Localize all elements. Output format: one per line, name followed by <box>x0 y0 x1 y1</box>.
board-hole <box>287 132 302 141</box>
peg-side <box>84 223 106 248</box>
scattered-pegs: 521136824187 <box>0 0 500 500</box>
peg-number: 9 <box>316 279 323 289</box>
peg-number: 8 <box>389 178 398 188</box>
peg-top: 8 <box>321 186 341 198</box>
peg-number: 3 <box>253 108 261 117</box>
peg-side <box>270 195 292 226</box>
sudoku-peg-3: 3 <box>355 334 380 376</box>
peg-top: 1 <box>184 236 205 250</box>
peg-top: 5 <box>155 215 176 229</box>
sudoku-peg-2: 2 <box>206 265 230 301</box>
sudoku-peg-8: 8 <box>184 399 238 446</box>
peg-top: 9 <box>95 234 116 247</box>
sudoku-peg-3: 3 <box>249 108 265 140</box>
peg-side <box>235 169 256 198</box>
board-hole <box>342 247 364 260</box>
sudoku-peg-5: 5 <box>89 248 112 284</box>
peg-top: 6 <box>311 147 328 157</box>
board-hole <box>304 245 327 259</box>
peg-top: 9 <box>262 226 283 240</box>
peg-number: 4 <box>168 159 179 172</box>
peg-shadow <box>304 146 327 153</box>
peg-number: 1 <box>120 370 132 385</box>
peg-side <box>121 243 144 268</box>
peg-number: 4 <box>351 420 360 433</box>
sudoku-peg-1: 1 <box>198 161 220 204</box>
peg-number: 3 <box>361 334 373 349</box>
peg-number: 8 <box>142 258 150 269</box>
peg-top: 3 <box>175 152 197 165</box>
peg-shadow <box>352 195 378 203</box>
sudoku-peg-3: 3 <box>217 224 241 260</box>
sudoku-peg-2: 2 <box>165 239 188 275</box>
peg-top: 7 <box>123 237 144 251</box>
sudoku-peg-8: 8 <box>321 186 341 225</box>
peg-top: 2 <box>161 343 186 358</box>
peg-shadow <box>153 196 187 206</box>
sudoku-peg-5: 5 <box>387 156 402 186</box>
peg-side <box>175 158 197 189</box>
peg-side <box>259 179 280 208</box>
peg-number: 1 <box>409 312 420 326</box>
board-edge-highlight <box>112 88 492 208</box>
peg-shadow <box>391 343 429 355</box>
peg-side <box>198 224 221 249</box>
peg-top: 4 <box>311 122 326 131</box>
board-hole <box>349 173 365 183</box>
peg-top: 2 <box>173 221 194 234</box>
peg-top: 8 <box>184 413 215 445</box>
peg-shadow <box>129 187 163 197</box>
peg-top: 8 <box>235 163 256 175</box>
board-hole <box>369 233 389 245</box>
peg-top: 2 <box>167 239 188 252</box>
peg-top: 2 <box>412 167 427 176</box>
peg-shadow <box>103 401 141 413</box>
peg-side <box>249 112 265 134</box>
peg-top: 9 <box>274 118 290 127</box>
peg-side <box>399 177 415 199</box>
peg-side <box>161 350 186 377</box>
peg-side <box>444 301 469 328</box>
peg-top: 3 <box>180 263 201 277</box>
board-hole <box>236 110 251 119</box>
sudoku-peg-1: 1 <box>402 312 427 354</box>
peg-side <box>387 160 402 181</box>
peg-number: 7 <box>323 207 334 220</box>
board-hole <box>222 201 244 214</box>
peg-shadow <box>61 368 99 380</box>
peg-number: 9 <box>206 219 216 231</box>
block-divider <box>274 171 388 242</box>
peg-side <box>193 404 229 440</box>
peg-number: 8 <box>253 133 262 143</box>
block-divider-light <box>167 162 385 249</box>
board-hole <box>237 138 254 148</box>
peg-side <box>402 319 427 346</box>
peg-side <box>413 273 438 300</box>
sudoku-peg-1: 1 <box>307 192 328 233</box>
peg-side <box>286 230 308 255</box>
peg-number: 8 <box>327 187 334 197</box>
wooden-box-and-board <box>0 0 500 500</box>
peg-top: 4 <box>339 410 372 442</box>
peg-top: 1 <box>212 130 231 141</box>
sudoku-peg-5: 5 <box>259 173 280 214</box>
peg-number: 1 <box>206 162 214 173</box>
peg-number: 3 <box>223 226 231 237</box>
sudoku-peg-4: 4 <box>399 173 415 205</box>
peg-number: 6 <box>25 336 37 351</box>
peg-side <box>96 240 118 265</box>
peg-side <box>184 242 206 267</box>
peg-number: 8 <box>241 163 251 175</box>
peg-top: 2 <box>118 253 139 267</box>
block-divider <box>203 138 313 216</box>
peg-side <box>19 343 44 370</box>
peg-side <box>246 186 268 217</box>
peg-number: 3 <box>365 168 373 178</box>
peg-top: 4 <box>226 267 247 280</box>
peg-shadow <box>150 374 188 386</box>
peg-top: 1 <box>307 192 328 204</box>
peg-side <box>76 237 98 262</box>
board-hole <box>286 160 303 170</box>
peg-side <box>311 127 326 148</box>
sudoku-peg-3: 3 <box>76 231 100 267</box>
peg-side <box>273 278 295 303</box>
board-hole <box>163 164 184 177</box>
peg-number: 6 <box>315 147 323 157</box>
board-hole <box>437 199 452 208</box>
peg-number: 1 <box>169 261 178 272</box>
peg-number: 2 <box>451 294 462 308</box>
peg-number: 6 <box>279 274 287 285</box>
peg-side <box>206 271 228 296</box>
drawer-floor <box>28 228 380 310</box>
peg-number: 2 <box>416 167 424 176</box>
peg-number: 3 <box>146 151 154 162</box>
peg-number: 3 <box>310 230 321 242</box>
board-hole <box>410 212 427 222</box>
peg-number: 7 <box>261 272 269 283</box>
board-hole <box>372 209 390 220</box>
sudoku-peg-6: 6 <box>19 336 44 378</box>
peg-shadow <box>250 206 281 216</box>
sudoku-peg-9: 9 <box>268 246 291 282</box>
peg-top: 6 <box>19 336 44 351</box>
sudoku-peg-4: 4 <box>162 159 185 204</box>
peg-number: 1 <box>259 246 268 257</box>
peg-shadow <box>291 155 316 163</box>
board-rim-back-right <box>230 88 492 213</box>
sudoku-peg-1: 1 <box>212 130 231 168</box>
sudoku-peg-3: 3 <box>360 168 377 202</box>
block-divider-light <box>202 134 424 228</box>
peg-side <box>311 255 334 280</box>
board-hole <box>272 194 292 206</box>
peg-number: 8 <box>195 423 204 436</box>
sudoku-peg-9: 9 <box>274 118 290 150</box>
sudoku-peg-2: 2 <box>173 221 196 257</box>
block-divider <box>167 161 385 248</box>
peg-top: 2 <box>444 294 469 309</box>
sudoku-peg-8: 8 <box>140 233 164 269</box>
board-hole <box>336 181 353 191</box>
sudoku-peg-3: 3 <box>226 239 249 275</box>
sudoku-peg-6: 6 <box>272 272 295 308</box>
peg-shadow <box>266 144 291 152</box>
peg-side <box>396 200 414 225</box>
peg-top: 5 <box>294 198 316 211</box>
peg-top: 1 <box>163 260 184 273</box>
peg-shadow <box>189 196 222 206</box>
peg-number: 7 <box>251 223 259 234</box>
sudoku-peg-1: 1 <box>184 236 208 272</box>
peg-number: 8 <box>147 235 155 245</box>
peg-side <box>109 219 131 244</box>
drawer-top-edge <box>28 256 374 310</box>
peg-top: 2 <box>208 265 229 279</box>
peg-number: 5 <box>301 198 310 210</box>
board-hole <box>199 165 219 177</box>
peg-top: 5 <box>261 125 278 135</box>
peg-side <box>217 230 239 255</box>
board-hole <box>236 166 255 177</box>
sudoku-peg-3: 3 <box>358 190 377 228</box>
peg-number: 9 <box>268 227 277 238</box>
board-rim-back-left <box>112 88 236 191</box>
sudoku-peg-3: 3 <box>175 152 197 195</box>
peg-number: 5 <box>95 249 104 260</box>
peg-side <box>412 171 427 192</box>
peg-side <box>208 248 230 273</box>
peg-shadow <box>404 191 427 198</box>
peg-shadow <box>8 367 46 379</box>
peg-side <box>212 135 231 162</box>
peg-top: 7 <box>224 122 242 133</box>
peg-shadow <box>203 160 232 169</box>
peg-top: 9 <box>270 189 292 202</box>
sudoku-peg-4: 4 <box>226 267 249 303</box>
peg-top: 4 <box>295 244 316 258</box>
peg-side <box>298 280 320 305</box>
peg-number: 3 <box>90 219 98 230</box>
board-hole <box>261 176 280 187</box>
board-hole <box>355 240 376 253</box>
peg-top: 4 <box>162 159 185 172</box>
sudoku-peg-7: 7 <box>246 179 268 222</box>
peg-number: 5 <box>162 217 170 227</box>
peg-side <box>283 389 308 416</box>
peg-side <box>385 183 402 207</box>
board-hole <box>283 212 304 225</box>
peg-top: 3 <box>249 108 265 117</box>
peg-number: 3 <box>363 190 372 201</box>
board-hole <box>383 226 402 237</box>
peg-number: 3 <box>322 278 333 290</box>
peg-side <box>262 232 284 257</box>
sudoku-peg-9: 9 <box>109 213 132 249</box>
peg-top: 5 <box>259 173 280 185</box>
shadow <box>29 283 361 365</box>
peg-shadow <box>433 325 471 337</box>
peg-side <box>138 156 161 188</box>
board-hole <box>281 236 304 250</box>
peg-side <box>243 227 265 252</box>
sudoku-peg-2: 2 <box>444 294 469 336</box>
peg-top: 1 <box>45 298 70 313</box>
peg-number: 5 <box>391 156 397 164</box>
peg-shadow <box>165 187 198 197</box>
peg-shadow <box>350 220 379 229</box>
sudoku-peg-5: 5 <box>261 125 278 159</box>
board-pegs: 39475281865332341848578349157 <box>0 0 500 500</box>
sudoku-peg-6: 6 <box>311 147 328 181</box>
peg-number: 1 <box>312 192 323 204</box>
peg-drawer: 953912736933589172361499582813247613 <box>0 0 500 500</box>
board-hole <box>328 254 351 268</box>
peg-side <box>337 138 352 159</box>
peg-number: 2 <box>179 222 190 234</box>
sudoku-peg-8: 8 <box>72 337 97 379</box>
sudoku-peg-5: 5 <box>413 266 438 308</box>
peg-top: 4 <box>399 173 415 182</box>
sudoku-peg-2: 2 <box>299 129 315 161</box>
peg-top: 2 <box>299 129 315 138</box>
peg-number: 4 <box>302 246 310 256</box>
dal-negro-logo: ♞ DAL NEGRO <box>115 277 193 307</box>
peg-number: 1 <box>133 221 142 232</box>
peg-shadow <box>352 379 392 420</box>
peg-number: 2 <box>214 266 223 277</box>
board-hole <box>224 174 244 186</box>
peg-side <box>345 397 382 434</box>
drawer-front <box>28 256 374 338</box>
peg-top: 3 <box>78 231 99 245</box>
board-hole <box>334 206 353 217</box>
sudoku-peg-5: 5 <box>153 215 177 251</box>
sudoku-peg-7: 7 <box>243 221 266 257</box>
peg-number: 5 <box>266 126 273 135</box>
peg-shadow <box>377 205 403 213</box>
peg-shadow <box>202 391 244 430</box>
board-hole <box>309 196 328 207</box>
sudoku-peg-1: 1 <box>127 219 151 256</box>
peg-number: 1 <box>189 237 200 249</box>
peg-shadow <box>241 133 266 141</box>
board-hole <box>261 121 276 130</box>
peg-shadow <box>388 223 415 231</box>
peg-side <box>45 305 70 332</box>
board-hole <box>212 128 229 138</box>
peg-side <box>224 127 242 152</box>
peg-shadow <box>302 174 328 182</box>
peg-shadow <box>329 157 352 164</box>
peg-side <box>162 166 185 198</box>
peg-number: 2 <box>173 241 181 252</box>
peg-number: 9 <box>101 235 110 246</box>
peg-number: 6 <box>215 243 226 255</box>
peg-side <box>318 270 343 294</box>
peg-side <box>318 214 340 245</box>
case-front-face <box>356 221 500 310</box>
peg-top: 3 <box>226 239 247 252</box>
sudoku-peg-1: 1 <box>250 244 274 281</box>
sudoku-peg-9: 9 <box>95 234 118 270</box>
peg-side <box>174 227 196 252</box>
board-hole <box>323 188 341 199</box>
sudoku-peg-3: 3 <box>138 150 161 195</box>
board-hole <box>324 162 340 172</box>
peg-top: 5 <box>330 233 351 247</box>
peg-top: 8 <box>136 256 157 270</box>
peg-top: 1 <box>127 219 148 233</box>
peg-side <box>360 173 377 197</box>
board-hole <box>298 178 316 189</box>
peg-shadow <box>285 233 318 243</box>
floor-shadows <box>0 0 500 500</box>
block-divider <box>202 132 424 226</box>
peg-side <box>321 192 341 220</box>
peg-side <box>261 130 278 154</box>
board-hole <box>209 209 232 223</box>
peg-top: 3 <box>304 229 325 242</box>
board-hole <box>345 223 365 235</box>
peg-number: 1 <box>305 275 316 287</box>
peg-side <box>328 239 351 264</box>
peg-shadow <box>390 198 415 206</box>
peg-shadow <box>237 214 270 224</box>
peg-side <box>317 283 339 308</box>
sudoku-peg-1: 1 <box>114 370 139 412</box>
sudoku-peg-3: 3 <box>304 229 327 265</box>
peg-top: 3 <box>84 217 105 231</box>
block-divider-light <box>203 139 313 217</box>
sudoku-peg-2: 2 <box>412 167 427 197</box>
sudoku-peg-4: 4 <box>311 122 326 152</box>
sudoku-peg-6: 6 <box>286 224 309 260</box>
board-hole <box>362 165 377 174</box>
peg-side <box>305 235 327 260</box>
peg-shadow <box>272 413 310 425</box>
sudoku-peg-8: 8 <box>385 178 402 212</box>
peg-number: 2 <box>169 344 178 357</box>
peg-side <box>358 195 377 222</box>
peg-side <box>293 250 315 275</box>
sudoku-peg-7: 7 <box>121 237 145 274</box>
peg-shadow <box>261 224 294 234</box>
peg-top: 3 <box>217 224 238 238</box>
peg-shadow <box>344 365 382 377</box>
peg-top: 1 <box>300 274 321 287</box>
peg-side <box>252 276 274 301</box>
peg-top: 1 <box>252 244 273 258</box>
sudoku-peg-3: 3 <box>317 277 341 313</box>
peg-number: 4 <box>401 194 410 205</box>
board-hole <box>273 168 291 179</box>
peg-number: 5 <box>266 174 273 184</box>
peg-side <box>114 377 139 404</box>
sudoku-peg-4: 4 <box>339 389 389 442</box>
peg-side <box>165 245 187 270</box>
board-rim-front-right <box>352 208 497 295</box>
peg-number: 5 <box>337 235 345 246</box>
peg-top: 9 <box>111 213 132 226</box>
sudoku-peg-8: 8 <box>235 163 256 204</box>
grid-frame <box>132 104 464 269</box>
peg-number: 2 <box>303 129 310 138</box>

#### PROMPT:
Revise the items from their start through the line containing "peg-number: 9 <box>316 279 323 289</box>", inclusive, replacing "board-hole" with "board-socket" and leaving everything else unchanged.

#### TASK RESPONSE:
Localize all elements. Output format: one per line, name followed by <box>x0 y0 x1 y1</box>.
board-socket <box>287 132 302 141</box>
peg-side <box>84 223 106 248</box>
scattered-pegs: 521136824187 <box>0 0 500 500</box>
peg-number: 9 <box>316 279 323 289</box>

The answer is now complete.